» **Records supplied**
:::::

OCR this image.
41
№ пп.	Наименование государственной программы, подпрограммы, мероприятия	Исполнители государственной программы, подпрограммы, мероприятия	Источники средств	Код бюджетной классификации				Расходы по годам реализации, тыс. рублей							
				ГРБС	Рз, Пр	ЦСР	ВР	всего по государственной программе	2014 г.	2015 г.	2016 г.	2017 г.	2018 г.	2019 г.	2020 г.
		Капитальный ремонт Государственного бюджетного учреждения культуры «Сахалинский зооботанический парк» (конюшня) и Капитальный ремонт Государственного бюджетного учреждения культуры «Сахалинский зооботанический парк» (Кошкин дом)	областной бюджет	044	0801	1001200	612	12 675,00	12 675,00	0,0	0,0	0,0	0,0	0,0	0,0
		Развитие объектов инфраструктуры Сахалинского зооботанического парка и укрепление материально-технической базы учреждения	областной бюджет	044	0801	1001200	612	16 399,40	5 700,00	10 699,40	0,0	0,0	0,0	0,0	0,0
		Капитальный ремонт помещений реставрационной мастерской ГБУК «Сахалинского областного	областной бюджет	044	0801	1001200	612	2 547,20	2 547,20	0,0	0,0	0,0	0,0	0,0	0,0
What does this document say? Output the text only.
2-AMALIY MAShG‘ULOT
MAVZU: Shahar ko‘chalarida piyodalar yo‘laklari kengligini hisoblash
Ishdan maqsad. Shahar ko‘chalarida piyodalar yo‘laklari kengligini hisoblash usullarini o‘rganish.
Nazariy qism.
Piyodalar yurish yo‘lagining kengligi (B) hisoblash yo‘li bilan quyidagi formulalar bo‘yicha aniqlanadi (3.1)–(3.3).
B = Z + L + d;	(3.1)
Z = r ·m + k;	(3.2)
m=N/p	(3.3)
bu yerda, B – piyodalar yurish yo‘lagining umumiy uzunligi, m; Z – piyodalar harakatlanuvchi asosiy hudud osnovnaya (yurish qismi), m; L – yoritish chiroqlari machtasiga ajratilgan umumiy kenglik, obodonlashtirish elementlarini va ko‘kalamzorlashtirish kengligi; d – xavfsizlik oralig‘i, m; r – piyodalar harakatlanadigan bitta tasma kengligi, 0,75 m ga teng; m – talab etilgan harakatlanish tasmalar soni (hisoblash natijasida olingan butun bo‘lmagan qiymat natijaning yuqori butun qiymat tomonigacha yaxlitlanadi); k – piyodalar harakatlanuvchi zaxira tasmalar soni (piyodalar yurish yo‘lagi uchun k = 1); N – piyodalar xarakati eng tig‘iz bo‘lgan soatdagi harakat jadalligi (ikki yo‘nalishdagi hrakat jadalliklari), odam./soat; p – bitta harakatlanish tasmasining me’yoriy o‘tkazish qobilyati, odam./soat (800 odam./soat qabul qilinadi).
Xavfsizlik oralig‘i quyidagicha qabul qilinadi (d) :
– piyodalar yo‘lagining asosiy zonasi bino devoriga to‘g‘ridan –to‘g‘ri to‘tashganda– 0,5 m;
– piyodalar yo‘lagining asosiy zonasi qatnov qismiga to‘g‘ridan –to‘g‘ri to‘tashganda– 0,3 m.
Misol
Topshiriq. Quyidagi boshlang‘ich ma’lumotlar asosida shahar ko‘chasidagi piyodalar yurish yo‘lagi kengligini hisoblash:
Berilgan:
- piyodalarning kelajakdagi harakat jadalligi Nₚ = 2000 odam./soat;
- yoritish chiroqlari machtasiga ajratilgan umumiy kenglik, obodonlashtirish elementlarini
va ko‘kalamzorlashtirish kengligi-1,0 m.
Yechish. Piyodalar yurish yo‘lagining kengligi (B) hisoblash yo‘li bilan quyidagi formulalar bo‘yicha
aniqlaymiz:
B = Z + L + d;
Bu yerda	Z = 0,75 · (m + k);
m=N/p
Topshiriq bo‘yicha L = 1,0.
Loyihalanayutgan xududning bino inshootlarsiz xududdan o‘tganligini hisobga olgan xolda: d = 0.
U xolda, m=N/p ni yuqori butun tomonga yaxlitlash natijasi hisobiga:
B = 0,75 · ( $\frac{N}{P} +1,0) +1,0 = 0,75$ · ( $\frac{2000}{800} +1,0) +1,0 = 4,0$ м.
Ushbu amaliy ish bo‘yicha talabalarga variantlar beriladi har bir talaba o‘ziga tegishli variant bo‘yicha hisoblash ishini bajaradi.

:::::

» **Exercise details**
Extract the complete listing above, reproducing each line exactly.

» **Task result**
OCR this image.
41
№ пп.	Наименование государственной программы, подпрограммы, мероприятия	Исполнители государственной программы, подпрограммы, мероприятия	Источники средств	Код бюджетной классификации				Расходы по годам реализации, тыс. рублей							
				ГРБС	Рз, Пр	ЦСР	ВР	всего по государственной программе	2014 г.	2015 г.	2016 г.	2017 г.	2018 г.	2019 г.	2020 г.
		Капитальный ремонт Государственного бюджетного учреждения культуры «Сахалинский зооботанический парк» (конюшня) и Капитальный ремонт Государственного бюджетного учреждения культуры «Сахалинский зооботанический парк» (Кошкин дом)	областной бюджет	044	0801	1001200	612	12 675,00	12 675,00	0,0	0,0	0,0	0,0	0,0	0,0
		Развитие объектов инфраструктуры Сахалинского зооботанического парка и укрепление материально-технической базы учреждения	областной бюджет	044	0801	1001200	612	16 399,40	5 700,00	10 699,40	0,0	0,0	0,0	0,0	0,0
		Капитальный ремонт помещений реставрационной мастерской ГБУК «Сахалинского областного	областной бюджет	044	0801	1001200	612	2 547,20	2 547,20	0,0	0,0	0,0	0,0	0,0	0,0
What does this document say? Output the text only.
2-AMALIY MAShG‘ULOT
MAVZU: Shahar ko‘chalarida piyodalar yo‘laklari kengligini hisoblash
Ishdan maqsad. Shahar ko‘chalarida piyodalar yo‘laklari kengligini hisoblash usullarini o‘rganish.
Nazariy qism.
Piyodalar yurish yo‘lagining kengligi (B) hisoblash yo‘li bilan quyidagi formulalar bo‘yicha aniqlanadi (3.1)–(3.3).
B = Z + L + d;	(3.1)
Z = r ·m + k;	(3.2)
m=N/p	(3.3)
bu yerda, B – piyodalar yurish yo‘lagining umumiy uzunligi, m; Z – piyodalar harakatlanuvchi asosiy hudud osnovnaya (yurish qismi), m; L – yoritish chiroqlari machtasiga ajratilgan umumiy kenglik, obodonlashtirish elementlarini va ko‘kalamzorlashtirish kengligi; d – xavfsizlik oralig‘i, m; r – piyodalar harakatlanadigan bitta tasma kengligi, 0,75 m ga teng; m – talab etilgan harakatlanish tasmalar soni (hisoblash natijasida olingan butun bo‘lmagan qiymat natijaning yuqori butun qiymat tomonigacha yaxlitlanadi); k – piyodalar harakatlanuvchi zaxira tasmalar soni (piyodalar yurish yo‘lagi uchun k = 1); N – piyodalar xarakati eng tig‘iz bo‘lgan soatdagi harakat jadalligi (ikki yo‘nalishdagi hrakat jadalliklari), odam./soat; p – bitta harakatlanish tasmasining me’yoriy o‘tkazish qobilyati, odam./soat (800 odam./soat qabul qilinadi).
Xavfsizlik oralig‘i quyidagicha qabul qilinadi (d) :
– piyodalar yo‘lagining asosiy zonasi bino devoriga to‘g‘ridan –to‘g‘ri to‘tashganda– 0,5 m;
– piyodalar yo‘lagining asosiy zonasi qatnov qismiga to‘g‘ridan –to‘g‘ri to‘tashganda– 0,3 m.
Misol
Topshiriq. Quyidagi boshlang‘ich ma’lumotlar asosida shahar ko‘chasidagi piyodalar yurish yo‘lagi kengligini hisoblash:
Berilgan:
- piyodalarning kelajakdagi harakat jadalligi Nₚ = 2000 odam./soat;
- yoritish chiroqlari machtasiga ajratilgan umumiy kenglik, obodonlashtirish elementlarini
va ko‘kalamzorlashtirish kengligi-1,0 m.
Yechish. Piyodalar yurish yo‘lagining kengligi (B) hisoblash yo‘li bilan quyidagi formulalar bo‘yicha
aniqlaymiz:
B = Z + L + d;
Bu yerda	Z = 0,75 · (m + k);
m=N/p
Topshiriq bo‘yicha L = 1,0.
Loyihalanayutgan xududning bino inshootlarsiz xududdan o‘tganligini hisobga olgan xolda: d = 0.
U xolda, m=N/p ni yuqori butun tomonga yaxlitlash natijasi hisobiga:
B = 0,75 · ( $\frac{N}{P} +1,0) +1,0 = 0,75$ · ( $\frac{2000}{800} +1,0) +1,0 = 4,0$ м.
Ushbu amaliy ish bo‘yicha talabalarga variantlar beriladi har bir talaba o‘ziga tegishli variant bo‘yicha hisoblash ishini bajaradi.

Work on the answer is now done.